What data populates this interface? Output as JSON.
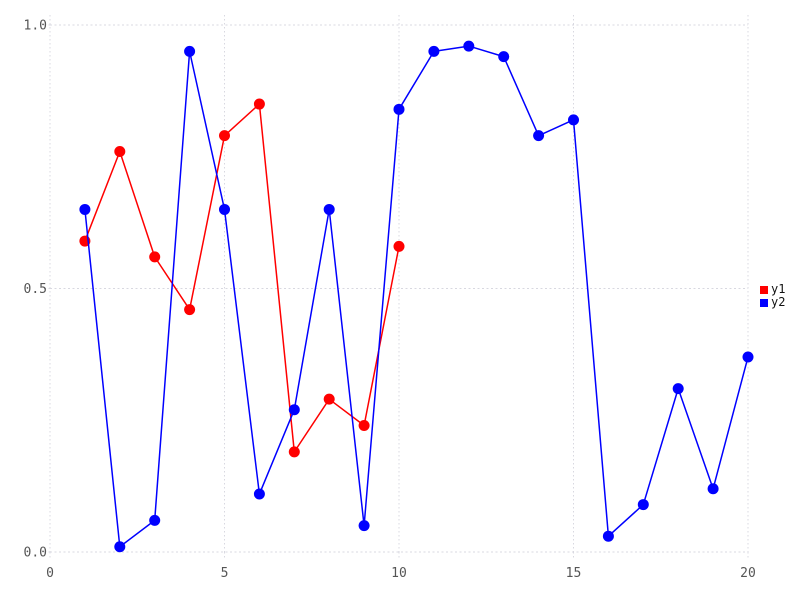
{
  "chart_data": {
    "type": "line",
    "title": "",
    "xlabel": "",
    "ylabel": "",
    "xlim": [
      0,
      20
    ],
    "ylim": [
      0.0,
      1.0
    ],
    "x_ticks": [
      0,
      5,
      10,
      15,
      20
    ],
    "x_tick_labels": [
      "0",
      "5",
      "10",
      "15",
      "20"
    ],
    "y_ticks": [
      0.0,
      0.5,
      1.0
    ],
    "y_tick_labels": [
      "0.0",
      "0.5",
      "1.0"
    ],
    "grid": true,
    "grid_style": "dotted",
    "legend_position": "right-outside",
    "series": [
      {
        "name": "y1",
        "color": "#ff0000",
        "marker": "circle",
        "x": [
          1,
          2,
          3,
          4,
          5,
          6,
          7,
          8,
          9,
          10
        ],
        "values": [
          0.59,
          0.76,
          0.56,
          0.46,
          0.79,
          0.85,
          0.19,
          0.29,
          0.24,
          0.58
        ]
      },
      {
        "name": "y2",
        "color": "#0000ff",
        "marker": "circle",
        "x": [
          1,
          2,
          3,
          4,
          5,
          6,
          7,
          8,
          9,
          10,
          11,
          12,
          13,
          14,
          15,
          16,
          17,
          18,
          19,
          20
        ],
        "values": [
          0.65,
          0.01,
          0.06,
          0.95,
          0.65,
          0.11,
          0.27,
          0.65,
          0.05,
          0.84,
          0.95,
          0.96,
          0.94,
          0.79,
          0.82,
          0.03,
          0.09,
          0.31,
          0.12,
          0.37
        ]
      }
    ]
  },
  "colors": {
    "background": "#ffffff",
    "grid": "#d8d8e0",
    "tick_text": "#555555",
    "legend_text": "#111111",
    "series_y1": "#ff0000",
    "series_y2": "#0000ff"
  }
}
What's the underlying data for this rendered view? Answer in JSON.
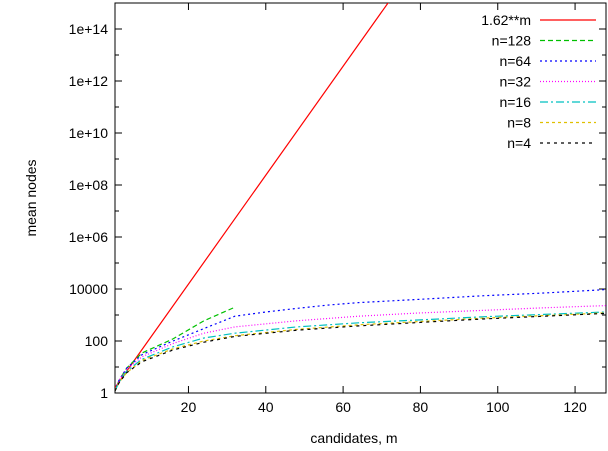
{
  "chart_data": {
    "type": "line",
    "title": "",
    "xlabel": "candidates, m",
    "ylabel": "mean nodes",
    "x_scale": "linear",
    "y_scale": "log10",
    "xlim": [
      1,
      128
    ],
    "ylim": [
      1,
      1000000000000000.0
    ],
    "x_ticks": [
      20,
      40,
      60,
      80,
      100,
      120
    ],
    "x_tick_labels": [
      "20",
      "40",
      "60",
      "80",
      "100",
      "120"
    ],
    "y_ticks": [
      1,
      100,
      10000,
      1000000.0,
      100000000.0,
      10000000000.0,
      1000000000000.0,
      100000000000000.0
    ],
    "y_tick_labels": [
      "1",
      "100",
      "10000",
      "1e+06",
      "1e+08",
      "1e+10",
      "1e+12",
      "1e+14"
    ],
    "grid": false,
    "legend_position": "top-right",
    "series": [
      {
        "name": "1.62**m",
        "color": "#ff0000",
        "dash": "",
        "x": [
          1,
          72
        ],
        "y": [
          1.62,
          1200000000000000.0
        ]
      },
      {
        "name": "n=128",
        "color": "#00c000",
        "dash": "5 3",
        "x": [
          1,
          2,
          4,
          8,
          16,
          24,
          32
        ],
        "y": [
          1.2,
          3,
          9,
          35,
          120,
          600,
          2000
        ]
      },
      {
        "name": "n=64",
        "color": "#0000ff",
        "dash": "2 3",
        "x": [
          1,
          2,
          4,
          8,
          16,
          24,
          32,
          40,
          48,
          56,
          64,
          80,
          96,
          112,
          128
        ],
        "y": [
          1.2,
          3,
          9,
          30,
          100,
          300,
          900,
          1300,
          1800,
          2400,
          3000,
          4000,
          5500,
          7000,
          9500
        ]
      },
      {
        "name": "n=32",
        "color": "#ff00ff",
        "dash": "1 2",
        "x": [
          1,
          2,
          4,
          8,
          16,
          24,
          32,
          48,
          64,
          80,
          96,
          112,
          128
        ],
        "y": [
          1.2,
          3,
          8,
          25,
          80,
          200,
          350,
          600,
          900,
          1200,
          1500,
          1900,
          2300
        ]
      },
      {
        "name": "n=16",
        "color": "#00c0c0",
        "dash": "8 3 2 3",
        "x": [
          1,
          2,
          4,
          8,
          16,
          24,
          32,
          48,
          64,
          80,
          96,
          112,
          128
        ],
        "y": [
          1.2,
          2.5,
          7,
          20,
          60,
          130,
          200,
          350,
          500,
          650,
          850,
          1050,
          1300
        ]
      },
      {
        "name": "n=8",
        "color": "#e0c000",
        "dash": "3 3",
        "x": [
          1,
          2,
          4,
          8,
          16,
          24,
          32,
          48,
          64,
          80,
          96,
          112,
          128
        ],
        "y": [
          1.2,
          2.5,
          6,
          18,
          50,
          100,
          160,
          280,
          420,
          560,
          750,
          950,
          1200
        ]
      },
      {
        "name": "n=4",
        "color": "#000000",
        "dash": "3 4",
        "x": [
          1,
          2,
          4,
          8,
          16,
          24,
          32,
          48,
          64,
          80,
          96,
          112,
          128
        ],
        "y": [
          1.2,
          2.4,
          6,
          16,
          45,
          90,
          150,
          260,
          380,
          520,
          700,
          900,
          1150
        ]
      }
    ]
  }
}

### Requirement
Repeat the listing in full and exactly. Leave any pictures out.

### Written reply
What data populates this interface? Output as JSON.
{
  "chart_data": {
    "type": "line",
    "title": "",
    "xlabel": "",
    "ylabel": "",
    "xlim": [
      0,
      20
    ],
    "ylim": [
      0.0,
      1.0
    ],
    "x_ticks": [
      0,
      5,
      10,
      15,
      20
    ],
    "x_tick_labels": [
      "0",
      "5",
      "10",
      "15",
      "20"
    ],
    "y_ticks": [
      0.0,
      0.5,
      1.0
    ],
    "y_tick_labels": [
      "0.0",
      "0.5",
      "1.0"
    ],
    "grid": true,
    "grid_style": "dotted",
    "legend_position": "right-outside",
    "series": [
      {
        "name": "y1",
        "color": "#ff0000",
        "marker": "circle",
        "x": [
          1,
          2,
          3,
          4,
          5,
          6,
          7,
          8,
          9,
          10
        ],
        "values": [
          0.59,
          0.76,
          0.56,
          0.46,
          0.79,
          0.85,
          0.19,
          0.29,
          0.24,
          0.58
        ]
      },
      {
        "name": "y2",
        "color": "#0000ff",
        "marker": "circle",
        "x": [
          1,
          2,
          3,
          4,
          5,
          6,
          7,
          8,
          9,
          10,
          11,
          12,
          13,
          14,
          15,
          16,
          17,
          18,
          19,
          20
        ],
        "values": [
          0.65,
          0.01,
          0.06,
          0.95,
          0.65,
          0.11,
          0.27,
          0.65,
          0.05,
          0.84,
          0.95,
          0.96,
          0.94,
          0.79,
          0.82,
          0.03,
          0.09,
          0.31,
          0.12,
          0.37
        ]
      }
    ]
  },
  "colors": {
    "background": "#ffffff",
    "grid": "#d8d8e0",
    "tick_text": "#555555",
    "legend_text": "#111111",
    "series_y1": "#ff0000",
    "series_y2": "#0000ff"
  }
}
What's the underlying data for this rendered view? Answer in JSON.
{
  "chart_data": {
    "type": "line",
    "title": "",
    "xlabel": "candidates, m",
    "ylabel": "mean nodes",
    "x_scale": "linear",
    "y_scale": "log10",
    "xlim": [
      1,
      128
    ],
    "ylim": [
      1,
      1000000000000000.0
    ],
    "x_ticks": [
      20,
      40,
      60,
      80,
      100,
      120
    ],
    "x_tick_labels": [
      "20",
      "40",
      "60",
      "80",
      "100",
      "120"
    ],
    "y_ticks": [
      1,
      100,
      10000,
      1000000.0,
      100000000.0,
      10000000000.0,
      1000000000000.0,
      100000000000000.0
    ],
    "y_tick_labels": [
      "1",
      "100",
      "10000",
      "1e+06",
      "1e+08",
      "1e+10",
      "1e+12",
      "1e+14"
    ],
    "grid": false,
    "legend_position": "top-right",
    "series": [
      {
        "name": "1.62**m",
        "color": "#ff0000",
        "dash": "",
        "x": [
          1,
          72
        ],
        "y": [
          1.62,
          1200000000000000.0
        ]
      },
      {
        "name": "n=128",
        "color": "#00c000",
        "dash": "5 3",
        "x": [
          1,
          2,
          4,
          8,
          16,
          24,
          32
        ],
        "y": [
          1.2,
          3,
          9,
          35,
          120,
          600,
          2000
        ]
      },
      {
        "name": "n=64",
        "color": "#0000ff",
        "dash": "2 3",
        "x": [
          1,
          2,
          4,
          8,
          16,
          24,
          32,
          40,
          48,
          56,
          64,
          80,
          96,
          112,
          128
        ],
        "y": [
          1.2,
          3,
          9,
          30,
          100,
          300,
          900,
          1300,
          1800,
          2400,
          3000,
          4000,
          5500,
          7000,
          9500
        ]
      },
      {
        "name": "n=32",
        "color": "#ff00ff",
        "dash": "1 2",
        "x": [
          1,
          2,
          4,
          8,
          16,
          24,
          32,
          48,
          64,
          80,
          96,
          112,
          128
        ],
        "y": [
          1.2,
          3,
          8,
          25,
          80,
          200,
          350,
          600,
          900,
          1200,
          1500,
          1900,
          2300
        ]
      },
      {
        "name": "n=16",
        "color": "#00c0c0",
        "dash": "8 3 2 3",
        "x": [
          1,
          2,
          4,
          8,
          16,
          24,
          32,
          48,
          64,
          80,
          96,
          112,
          128
        ],
        "y": [
          1.2,
          2.5,
          7,
          20,
          60,
          130,
          200,
          350,
          500,
          650,
          850,
          1050,
          1300
        ]
      },
      {
        "name": "n=8",
        "color": "#e0c000",
        "dash": "3 3",
        "x": [
          1,
          2,
          4,
          8,
          16,
          24,
          32,
          48,
          64,
          80,
          96,
          112,
          128
        ],
        "y": [
          1.2,
          2.5,
          6,
          18,
          50,
          100,
          160,
          280,
          420,
          560,
          750,
          950,
          1200
        ]
      },
      {
        "name": "n=4",
        "color": "#000000",
        "dash": "3 4",
        "x": [
          1,
          2,
          4,
          8,
          16,
          24,
          32,
          48,
          64,
          80,
          96,
          112,
          128
        ],
        "y": [
          1.2,
          2.4,
          6,
          16,
          45,
          90,
          150,
          260,
          380,
          520,
          700,
          900,
          1150
        ]
      }
    ]
  }
}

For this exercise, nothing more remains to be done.